=== EXERCISE DESCRIPTION ===
Every line in the listing is to be echoed verbatim.

=== SOURCE MATERIAL ===

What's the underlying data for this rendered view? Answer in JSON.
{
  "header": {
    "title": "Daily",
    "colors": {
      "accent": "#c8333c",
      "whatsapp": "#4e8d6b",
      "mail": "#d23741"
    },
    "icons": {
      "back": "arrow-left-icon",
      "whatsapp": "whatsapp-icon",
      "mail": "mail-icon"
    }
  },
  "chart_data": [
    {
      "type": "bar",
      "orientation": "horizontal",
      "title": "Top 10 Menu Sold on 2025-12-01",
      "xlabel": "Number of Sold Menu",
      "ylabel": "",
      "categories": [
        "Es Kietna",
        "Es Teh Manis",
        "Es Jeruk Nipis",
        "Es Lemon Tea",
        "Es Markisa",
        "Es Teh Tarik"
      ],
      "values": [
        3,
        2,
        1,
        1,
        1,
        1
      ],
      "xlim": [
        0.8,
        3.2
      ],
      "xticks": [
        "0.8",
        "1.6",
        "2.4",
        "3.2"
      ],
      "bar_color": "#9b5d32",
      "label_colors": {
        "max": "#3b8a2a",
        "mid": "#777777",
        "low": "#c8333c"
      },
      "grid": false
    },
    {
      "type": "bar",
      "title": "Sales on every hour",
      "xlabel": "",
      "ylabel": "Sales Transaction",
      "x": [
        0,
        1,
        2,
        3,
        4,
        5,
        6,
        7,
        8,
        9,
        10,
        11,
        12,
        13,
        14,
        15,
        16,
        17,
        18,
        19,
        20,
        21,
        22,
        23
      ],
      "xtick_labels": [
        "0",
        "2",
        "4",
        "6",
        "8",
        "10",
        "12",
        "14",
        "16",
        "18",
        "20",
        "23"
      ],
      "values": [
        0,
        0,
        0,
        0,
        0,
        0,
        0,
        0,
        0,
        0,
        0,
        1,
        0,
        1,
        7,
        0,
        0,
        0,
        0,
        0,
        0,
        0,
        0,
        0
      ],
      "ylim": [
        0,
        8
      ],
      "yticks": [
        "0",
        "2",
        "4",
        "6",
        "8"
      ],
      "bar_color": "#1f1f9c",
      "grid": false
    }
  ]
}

=== EXERCISE SOLUTION ===
What's the underlying data for this rendered view? Answer in JSON.
{
  "header": {
    "title": "Daily",
    "colors": {
      "accent": "#c8333c",
      "whatsapp": "#4e8d6b",
      "mail": "#d23741"
    },
    "icons": {
      "back": "arrow-left-icon",
      "whatsapp": "whatsapp-icon",
      "mail": "mail-icon"
    }
  },
  "chart_data": [
    {
      "type": "bar",
      "orientation": "horizontal",
      "title": "Top 10 Menu Sold on 2025-12-01",
      "xlabel": "Number of Sold Menu",
      "ylabel": "",
      "categories": [
        "Es Kietna",
        "Es Teh Manis",
        "Es Jeruk Nipis",
        "Es Lemon Tea",
        "Es Markisa",
        "Es Teh Tarik"
      ],
      "values": [
        3,
        2,
        1,
        1,
        1,
        1
      ],
      "xlim": [
        0.8,
        3.2
      ],
      "xticks": [
        "0.8",
        "1.6",
        "2.4",
        "3.2"
      ],
      "bar_color": "#9b5d32",
      "label_colors": {
        "max": "#3b8a2a",
        "mid": "#777777",
        "low": "#c8333c"
      },
      "grid": false
    },
    {
      "type": "bar",
      "title": "Sales on every hour",
      "xlabel": "",
      "ylabel": "Sales Transaction",
      "x": [
        0,
        1,
        2,
        3,
        4,
        5,
        6,
        7,
        8,
        9,
        10,
        11,
        12,
        13,
        14,
        15,
        16,
        17,
        18,
        19,
        20,
        21,
        22,
        23
      ],
      "xtick_labels": [
        "0",
        "2",
        "4",
        "6",
        "8",
        "10",
        "12",
        "14",
        "16",
        "18",
        "20",
        "23"
      ],
      "values": [
        0,
        0,
        0,
        0,
        0,
        0,
        0,
        0,
        0,
        0,
        0,
        1,
        0,
        1,
        7,
        0,
        0,
        0,
        0,
        0,
        0,
        0,
        0,
        0
      ],
      "ylim": [
        0,
        8
      ],
      "yticks": [
        "0",
        "2",
        "4",
        "6",
        "8"
      ],
      "bar_color": "#1f1f9c",
      "grid": false
    }
  ]
}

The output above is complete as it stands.